- [DATA FOR PROCESSING]:
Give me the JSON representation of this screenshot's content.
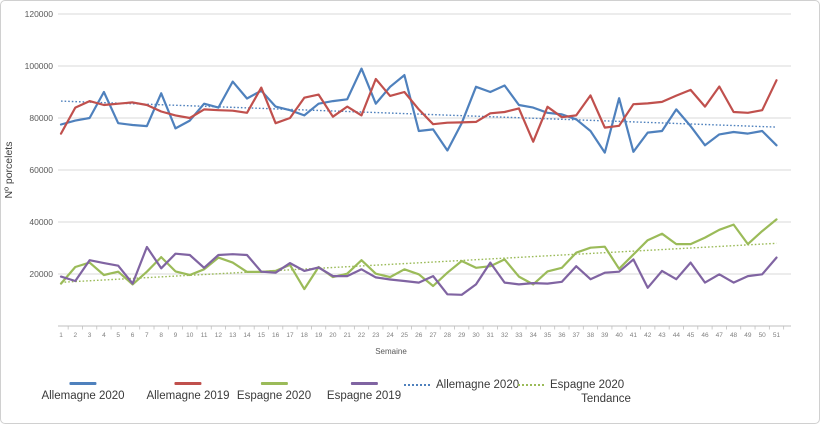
{
  "chart_data": {
    "type": "line",
    "title": "",
    "xlabel": "Semaine",
    "ylabel": "Nº porcelets",
    "ylim": [
      0,
      120000
    ],
    "yticks": [
      20000,
      40000,
      60000,
      80000,
      100000,
      120000
    ],
    "grid": "horizontal",
    "legend_position": "bottom",
    "x": [
      1,
      2,
      3,
      4,
      5,
      6,
      7,
      8,
      9,
      10,
      11,
      12,
      13,
      14,
      15,
      16,
      17,
      18,
      19,
      20,
      21,
      22,
      23,
      24,
      25,
      26,
      27,
      28,
      29,
      30,
      31,
      32,
      33,
      34,
      35,
      36,
      37,
      38,
      39,
      40,
      41,
      42,
      43,
      44,
      45,
      46,
      47,
      48,
      49,
      50,
      51
    ],
    "series": [
      {
        "name": "Allemagne 2020",
        "color": "#4f81bd",
        "style": "solid",
        "values": [
          77500,
          79000,
          80000,
          90000,
          78000,
          77300,
          76900,
          89500,
          76000,
          79000,
          85500,
          84000,
          94000,
          87500,
          90500,
          84400,
          83000,
          81000,
          85500,
          86500,
          87200,
          99000,
          85500,
          92000,
          96500,
          75000,
          75600,
          67500,
          78000,
          92000,
          90000,
          92500,
          85000,
          84000,
          82000,
          81400,
          79500,
          75000,
          66700,
          87600,
          67000,
          74400,
          75000,
          83300,
          76900,
          69500,
          73700,
          74600,
          74000,
          75000,
          69500
        ]
      },
      {
        "name": "Allemagne 2019",
        "color": "#c0504d",
        "style": "solid",
        "values": [
          74000,
          84000,
          86500,
          85000,
          85500,
          86000,
          85000,
          82500,
          81000,
          80000,
          83300,
          83000,
          82800,
          82000,
          91700,
          78000,
          80000,
          87800,
          89000,
          80500,
          84400,
          81000,
          95000,
          88500,
          90000,
          83300,
          77600,
          78200,
          78300,
          78500,
          81800,
          82300,
          83700,
          70900,
          84300,
          80300,
          81000,
          88700,
          76300,
          77000,
          85300,
          85600,
          86200,
          88600,
          90800,
          84400,
          92100,
          82300,
          82000,
          83000,
          94500
        ]
      },
      {
        "name": "Espagne 2020",
        "color": "#9bbb59",
        "style": "solid",
        "values": [
          16300,
          22700,
          24400,
          19600,
          20900,
          16000,
          20900,
          26500,
          21000,
          19600,
          21800,
          26300,
          24400,
          20800,
          20800,
          21200,
          23500,
          14200,
          22700,
          18800,
          20100,
          25300,
          20100,
          18800,
          21800,
          19900,
          15400,
          20500,
          25000,
          22400,
          23000,
          25600,
          19000,
          16000,
          21000,
          22400,
          28200,
          30100,
          30500,
          22000,
          27500,
          33000,
          35500,
          31500,
          31500,
          34000,
          37000,
          39000,
          31500,
          36500,
          41000
        ]
      },
      {
        "name": "Espagne 2019",
        "color": "#8064a2",
        "style": "solid",
        "values": [
          19000,
          17300,
          25300,
          24200,
          23200,
          16300,
          30400,
          22200,
          27800,
          27300,
          22400,
          27300,
          27600,
          27300,
          20900,
          20500,
          24200,
          21200,
          22500,
          19200,
          19200,
          21800,
          18700,
          17900,
          17300,
          16700,
          19200,
          12200,
          12000,
          16000,
          24400,
          16700,
          16000,
          16500,
          16300,
          17000,
          23000,
          18000,
          20500,
          20900,
          25600,
          14700,
          21200,
          18000,
          24400,
          16700,
          19900,
          16700,
          19200,
          19900,
          26300
        ]
      },
      {
        "name": "Allemagne 2020",
        "color": "#4f81bd",
        "style": "dotted",
        "group": "Tendance",
        "trend_start": 86500,
        "trend_end": 76500
      },
      {
        "name": "Espagne 2020",
        "color": "#9bbb59",
        "style": "dotted",
        "group": "Tendance",
        "trend_start": 16800,
        "trend_end": 31800
      }
    ],
    "tendance_label": "Tendance"
  },
  "colors": {
    "gridline": "#d9d9d9",
    "axis": "#bfbfbf",
    "y_tick_text": "#595959",
    "x_tick_text": "#808080"
  }
}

- [TASK DETAILS]:
Take the data above and repeat it exactly, leaving each picture out.

- [SOLUTION FOR THIS EXERCISE]:
Give me the JSON representation of this screenshot's content.
{
  "chart_data": {
    "type": "line",
    "title": "",
    "xlabel": "Semaine",
    "ylabel": "Nº porcelets",
    "ylim": [
      0,
      120000
    ],
    "yticks": [
      20000,
      40000,
      60000,
      80000,
      100000,
      120000
    ],
    "grid": "horizontal",
    "legend_position": "bottom",
    "x": [
      1,
      2,
      3,
      4,
      5,
      6,
      7,
      8,
      9,
      10,
      11,
      12,
      13,
      14,
      15,
      16,
      17,
      18,
      19,
      20,
      21,
      22,
      23,
      24,
      25,
      26,
      27,
      28,
      29,
      30,
      31,
      32,
      33,
      34,
      35,
      36,
      37,
      38,
      39,
      40,
      41,
      42,
      43,
      44,
      45,
      46,
      47,
      48,
      49,
      50,
      51
    ],
    "series": [
      {
        "name": "Allemagne 2020",
        "color": "#4f81bd",
        "style": "solid",
        "values": [
          77500,
          79000,
          80000,
          90000,
          78000,
          77300,
          76900,
          89500,
          76000,
          79000,
          85500,
          84000,
          94000,
          87500,
          90500,
          84400,
          83000,
          81000,
          85500,
          86500,
          87200,
          99000,
          85500,
          92000,
          96500,
          75000,
          75600,
          67500,
          78000,
          92000,
          90000,
          92500,
          85000,
          84000,
          82000,
          81400,
          79500,
          75000,
          66700,
          87600,
          67000,
          74400,
          75000,
          83300,
          76900,
          69500,
          73700,
          74600,
          74000,
          75000,
          69500
        ]
      },
      {
        "name": "Allemagne 2019",
        "color": "#c0504d",
        "style": "solid",
        "values": [
          74000,
          84000,
          86500,
          85000,
          85500,
          86000,
          85000,
          82500,
          81000,
          80000,
          83300,
          83000,
          82800,
          82000,
          91700,
          78000,
          80000,
          87800,
          89000,
          80500,
          84400,
          81000,
          95000,
          88500,
          90000,
          83300,
          77600,
          78200,
          78300,
          78500,
          81800,
          82300,
          83700,
          70900,
          84300,
          80300,
          81000,
          88700,
          76300,
          77000,
          85300,
          85600,
          86200,
          88600,
          90800,
          84400,
          92100,
          82300,
          82000,
          83000,
          94500
        ]
      },
      {
        "name": "Espagne 2020",
        "color": "#9bbb59",
        "style": "solid",
        "values": [
          16300,
          22700,
          24400,
          19600,
          20900,
          16000,
          20900,
          26500,
          21000,
          19600,
          21800,
          26300,
          24400,
          20800,
          20800,
          21200,
          23500,
          14200,
          22700,
          18800,
          20100,
          25300,
          20100,
          18800,
          21800,
          19900,
          15400,
          20500,
          25000,
          22400,
          23000,
          25600,
          19000,
          16000,
          21000,
          22400,
          28200,
          30100,
          30500,
          22000,
          27500,
          33000,
          35500,
          31500,
          31500,
          34000,
          37000,
          39000,
          31500,
          36500,
          41000
        ]
      },
      {
        "name": "Espagne 2019",
        "color": "#8064a2",
        "style": "solid",
        "values": [
          19000,
          17300,
          25300,
          24200,
          23200,
          16300,
          30400,
          22200,
          27800,
          27300,
          22400,
          27300,
          27600,
          27300,
          20900,
          20500,
          24200,
          21200,
          22500,
          19200,
          19200,
          21800,
          18700,
          17900,
          17300,
          16700,
          19200,
          12200,
          12000,
          16000,
          24400,
          16700,
          16000,
          16500,
          16300,
          17000,
          23000,
          18000,
          20500,
          20900,
          25600,
          14700,
          21200,
          18000,
          24400,
          16700,
          19900,
          16700,
          19200,
          19900,
          26300
        ]
      },
      {
        "name": "Allemagne 2020",
        "color": "#4f81bd",
        "style": "dotted",
        "group": "Tendance",
        "trend_start": 86500,
        "trend_end": 76500
      },
      {
        "name": "Espagne 2020",
        "color": "#9bbb59",
        "style": "dotted",
        "group": "Tendance",
        "trend_start": 16800,
        "trend_end": 31800
      }
    ],
    "tendance_label": "Tendance"
  },
  "colors": {
    "gridline": "#d9d9d9",
    "axis": "#bfbfbf",
    "y_tick_text": "#595959",
    "x_tick_text": "#808080"
  }
}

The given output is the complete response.